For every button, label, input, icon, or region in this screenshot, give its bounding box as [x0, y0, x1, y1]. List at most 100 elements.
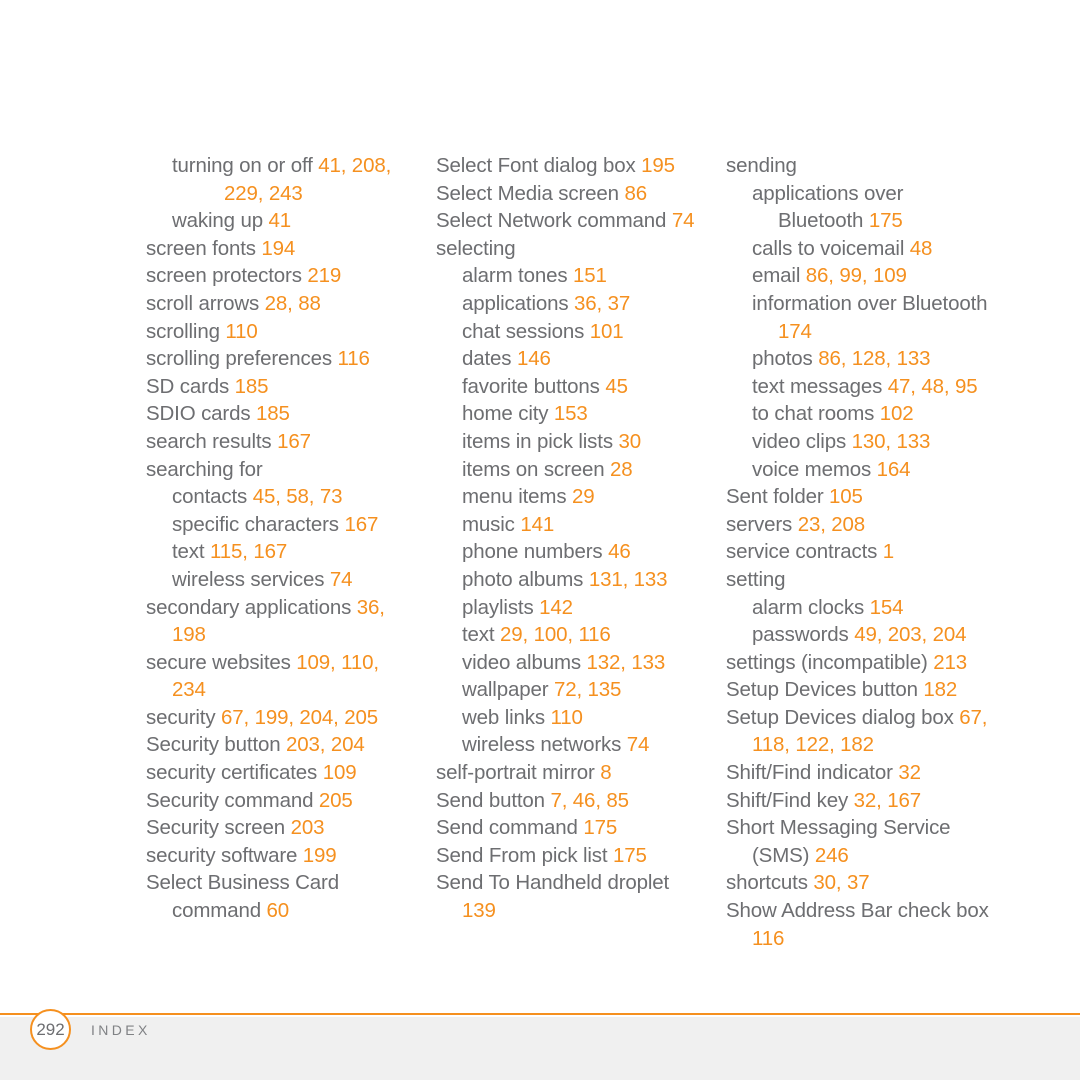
- index-page-references[interactable]: 153: [554, 402, 588, 425]
- index-page-references[interactable]: 45: [605, 375, 628, 398]
- index-page-references[interactable]: 86, 99, 109: [806, 264, 907, 287]
- index-page-references[interactable]: 29: [572, 485, 595, 508]
- index-page-references[interactable]: 199: [303, 844, 337, 867]
- index-page-references[interactable]: 41, 208,: [318, 154, 391, 177]
- index-page-references[interactable]: 86: [624, 182, 647, 205]
- index-page-references[interactable]: 101: [590, 320, 624, 343]
- index-page-references[interactable]: 141: [520, 513, 554, 536]
- index-page-references[interactable]: 74: [672, 209, 695, 232]
- index-page-references[interactable]: 118, 122, 182: [752, 733, 874, 756]
- index-page-references[interactable]: 45, 58, 73: [253, 485, 343, 508]
- index-page-references[interactable]: 234: [172, 678, 206, 701]
- index-entry-term: screen protectors: [146, 264, 308, 288]
- index-page-references[interactable]: 28, 88: [265, 292, 321, 315]
- index-page-references[interactable]: 203: [291, 816, 325, 839]
- index-page-references[interactable]: 7, 46, 85: [550, 789, 629, 812]
- index-page-references[interactable]: 28: [610, 458, 633, 481]
- index-page-references[interactable]: 60: [267, 899, 290, 922]
- index-page-references[interactable]: 203, 204: [286, 733, 365, 756]
- index-entry: security software 199: [146, 842, 436, 870]
- index-entry-term: playlists: [462, 595, 540, 619]
- index-entry-term: voice memos: [752, 457, 877, 481]
- index-page-references[interactable]: 23, 208: [798, 513, 866, 536]
- index-page-references[interactable]: 47, 48, 95: [888, 375, 978, 398]
- index-entry-term: Send To Handheld droplet: [436, 871, 670, 895]
- index-entry-term: web links: [462, 705, 551, 729]
- index-page-references[interactable]: 48: [910, 237, 933, 260]
- index-entry: waking up 41: [146, 207, 436, 235]
- index-page-references[interactable]: 182: [923, 678, 957, 701]
- index-page-references[interactable]: 41: [269, 209, 292, 232]
- index-entry: menu items 29: [436, 483, 726, 511]
- index-page-references[interactable]: 1: [883, 540, 894, 563]
- index-page-references[interactable]: 116: [752, 927, 784, 950]
- footer-band: [0, 1017, 1080, 1080]
- index-entry-term: security certificates: [146, 761, 323, 785]
- index-entry: scrolling 110: [146, 318, 436, 346]
- index-page-references[interactable]: 67,: [959, 706, 987, 729]
- index-page-references[interactable]: 174: [778, 320, 812, 343]
- index-page-references[interactable]: 167: [344, 513, 378, 536]
- index-page-references[interactable]: 164: [877, 458, 911, 481]
- index-entry: self-portrait mirror 8: [436, 759, 726, 787]
- index-page-references[interactable]: 146: [517, 347, 551, 370]
- index-page-references[interactable]: 86, 128, 133: [818, 347, 930, 370]
- index-page-references[interactable]: 205: [319, 789, 353, 812]
- index-page-references[interactable]: 30: [618, 430, 641, 453]
- index-page-references[interactable]: 131, 133: [589, 568, 668, 591]
- index-page-references[interactable]: 105: [829, 485, 863, 508]
- index-page-references[interactable]: 130, 133: [852, 430, 931, 453]
- index-entry: alarm clocks 154: [726, 594, 1016, 622]
- index-page-references[interactable]: 36, 37: [574, 292, 630, 315]
- index-page-references[interactable]: 229, 243: [224, 182, 303, 205]
- index-page-references[interactable]: 195: [641, 154, 675, 177]
- index-entry-term: security software: [146, 843, 303, 867]
- index-page-references[interactable]: 110: [551, 706, 583, 729]
- index-page-references[interactable]: 151: [573, 264, 607, 287]
- index-page-references[interactable]: 29, 100, 116: [500, 623, 611, 646]
- index-page-references[interactable]: 110: [225, 320, 257, 343]
- index-page-references[interactable]: 72, 135: [554, 678, 622, 701]
- index-page-references[interactable]: 132, 133: [587, 651, 666, 674]
- index-entry-term: photos: [752, 347, 819, 371]
- index-page-references[interactable]: 213: [933, 651, 967, 674]
- index-entry-term: items in pick lists: [462, 429, 619, 453]
- index-page-references[interactable]: 175: [583, 816, 617, 839]
- index-page-references[interactable]: 139: [462, 899, 496, 922]
- index-page-references[interactable]: 142: [539, 596, 573, 619]
- index-page-references[interactable]: 36,: [357, 596, 385, 619]
- index-page-references[interactable]: 109, 110,: [296, 651, 379, 674]
- index-page-references[interactable]: 115, 167: [210, 540, 287, 563]
- index-page-references[interactable]: 185: [256, 402, 290, 425]
- index-entry-term: waking up: [172, 209, 269, 233]
- index-page-references[interactable]: 185: [235, 375, 269, 398]
- index-page-references[interactable]: 32, 167: [854, 789, 922, 812]
- index-page-references[interactable]: 46: [608, 540, 631, 563]
- index-page-references[interactable]: 116: [338, 347, 370, 370]
- index-entry-term: searching for: [146, 457, 263, 481]
- column-2: Select Font dialog box 195 Select Media s…: [436, 152, 726, 925]
- index-entry: wireless networks 74: [436, 731, 726, 759]
- index-page-references[interactable]: 175: [869, 209, 903, 232]
- index-page-references[interactable]: 49, 203, 204: [854, 623, 966, 646]
- index-page-references[interactable]: 102: [880, 402, 914, 425]
- index-page-references[interactable]: 167: [277, 430, 311, 453]
- index-page-references[interactable]: 8: [600, 761, 611, 784]
- index-page-references[interactable]: 175: [613, 844, 647, 867]
- index-entry-continuation: 116: [726, 925, 1016, 953]
- index-entry-term: Sent folder: [726, 485, 830, 509]
- index-page-references[interactable]: 109: [323, 761, 357, 784]
- index-page-references[interactable]: 74: [330, 568, 353, 591]
- index-page-references[interactable]: 154: [870, 596, 904, 619]
- index-page-references[interactable]: 219: [307, 264, 341, 287]
- index-page-references[interactable]: 194: [261, 237, 295, 260]
- index-page-references[interactable]: 67, 199, 204, 205: [221, 706, 378, 729]
- index-entry-term: applications: [462, 291, 575, 315]
- index-entry: secure websites 109, 110,: [146, 649, 436, 677]
- index-page-references[interactable]: 30, 37: [813, 871, 869, 894]
- index-page-references[interactable]: 246: [815, 844, 849, 867]
- index-page-references[interactable]: 74: [627, 733, 650, 756]
- index-entry-term: Select Business Card: [146, 871, 339, 895]
- index-page-references[interactable]: 32: [898, 761, 921, 784]
- index-page-references[interactable]: 198: [172, 623, 206, 646]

________________________

- _What is being asked_
Can you output the data as a JSON list of strings, one string per line, beginning at the line that has "- index-page-references[interactable]: 153: [554, 402, 588, 425]" and stopping after the line that has "- index-page-references[interactable]: 74: [672, 209, 695, 232]"?

- _Output of the exercise_
[
  "- index-page-references[interactable]: 153: [554, 402, 588, 425]",
  "- index-page-references[interactable]: 45: [605, 375, 628, 398]",
  "- index-page-references[interactable]: 86, 99, 109: [806, 264, 907, 287]",
  "- index-page-references[interactable]: 29: [572, 485, 595, 508]",
  "- index-page-references[interactable]: 199: [303, 844, 337, 867]",
  "- index-page-references[interactable]: 41, 208,: [318, 154, 391, 177]",
  "- index-page-references[interactable]: 86: [624, 182, 647, 205]",
  "- index-page-references[interactable]: 101: [590, 320, 624, 343]",
  "- index-page-references[interactable]: 141: [520, 513, 554, 536]",
  "- index-page-references[interactable]: 74: [672, 209, 695, 232]"
]